> What you will do
Exactly as written, please set down all of the entries again, with no pictures.

> Extracted material
--- BEGIN ---

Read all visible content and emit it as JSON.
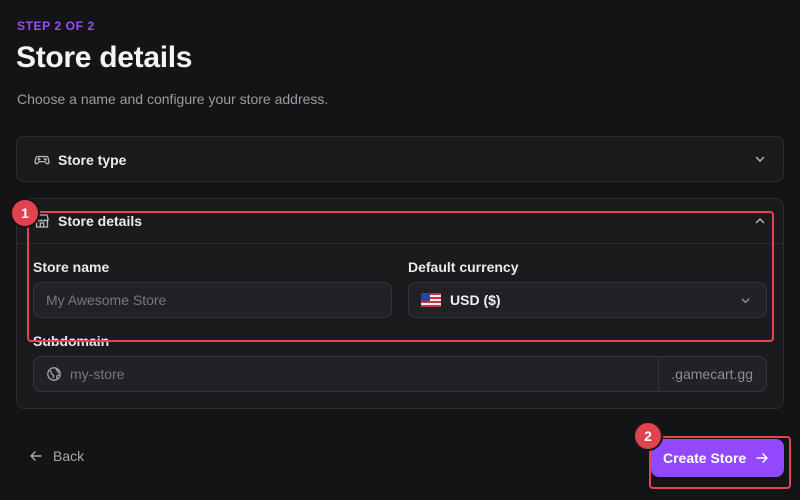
{
  "header": {
    "step": "STEP 2 OF 2",
    "title": "Store details",
    "subtitle": "Choose a name and configure your store address."
  },
  "sections": {
    "store_type": {
      "title": "Store type",
      "icon": "gamepad-icon",
      "state": "collapsed"
    },
    "store_details": {
      "title": "Store details",
      "icon": "storefront-icon",
      "state": "expanded"
    }
  },
  "form": {
    "store_name": {
      "label": "Store name",
      "placeholder": "My Awesome Store",
      "value": ""
    },
    "currency": {
      "label": "Default currency",
      "value": "USD ($)",
      "flag": "us-flag-icon"
    },
    "subdomain": {
      "label": "Subdomain",
      "placeholder": "my-store",
      "value": "",
      "suffix": ".gamecart.gg",
      "icon": "globe-icon"
    }
  },
  "footer": {
    "back_label": "Back",
    "create_label": "Create Store"
  },
  "annotations": [
    {
      "number": "1"
    },
    {
      "number": "2"
    }
  ],
  "colors": {
    "background": "#141416",
    "accent": "#9148ff",
    "step": "#9a4dff",
    "highlight": "#e2454f"
  }
}
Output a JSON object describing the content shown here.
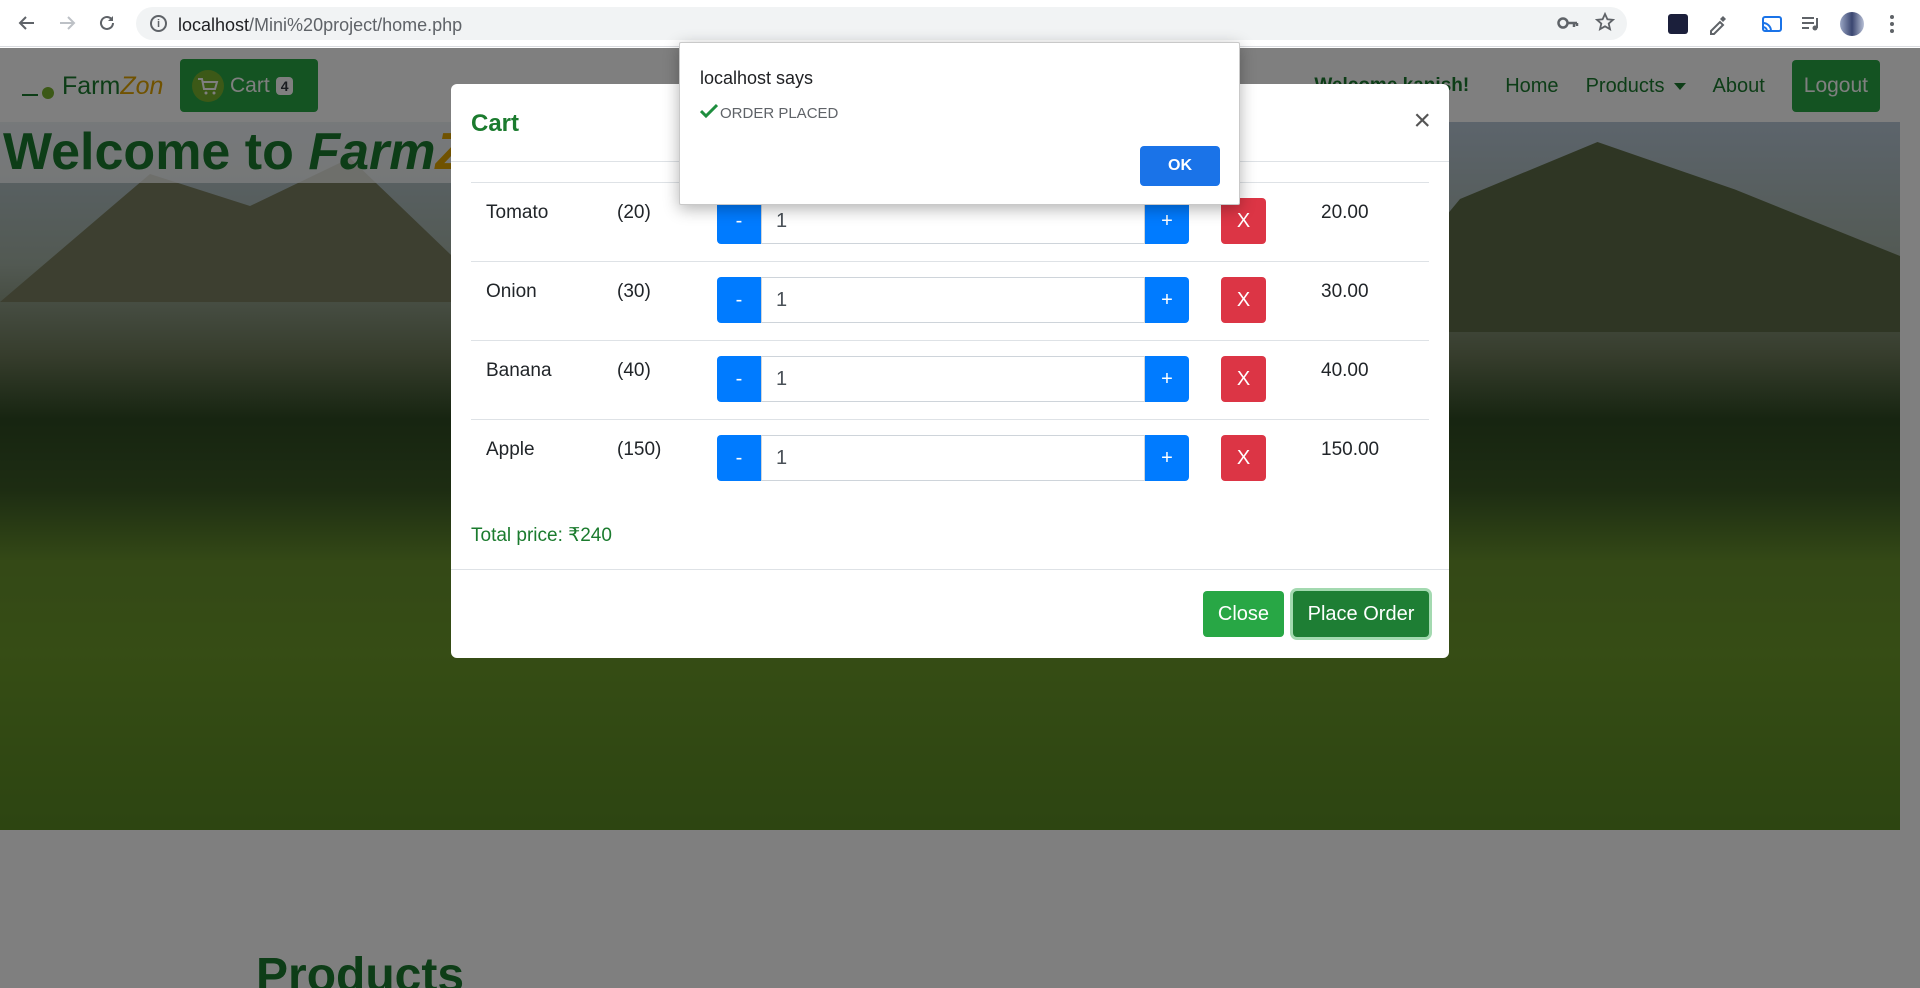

--- END ---

> Reply
Read all visible content and emit it as JSON.
{
  "header": {
    "step": "STEP 2 OF 2",
    "title": "Store details",
    "subtitle": "Choose a name and configure your store address."
  },
  "sections": {
    "store_type": {
      "title": "Store type",
      "icon": "gamepad-icon",
      "state": "collapsed"
    },
    "store_details": {
      "title": "Store details",
      "icon": "storefront-icon",
      "state": "expanded"
    }
  },
  "form": {
    "store_name": {
      "label": "Store name",
      "placeholder": "My Awesome Store",
      "value": ""
    },
    "currency": {
      "label": "Default currency",
      "value": "USD ($)",
      "flag": "us-flag-icon"
    },
    "subdomain": {
      "label": "Subdomain",
      "placeholder": "my-store",
      "value": "",
      "suffix": ".gamecart.gg",
      "icon": "globe-icon"
    }
  },
  "footer": {
    "back_label": "Back",
    "create_label": "Create Store"
  },
  "annotations": [
    {
      "number": "1"
    },
    {
      "number": "2"
    }
  ],
  "colors": {
    "background": "#141416",
    "accent": "#9148ff",
    "step": "#9a4dff",
    "highlight": "#e2454f"
  }
}
Output a JSON object describing the content shown here.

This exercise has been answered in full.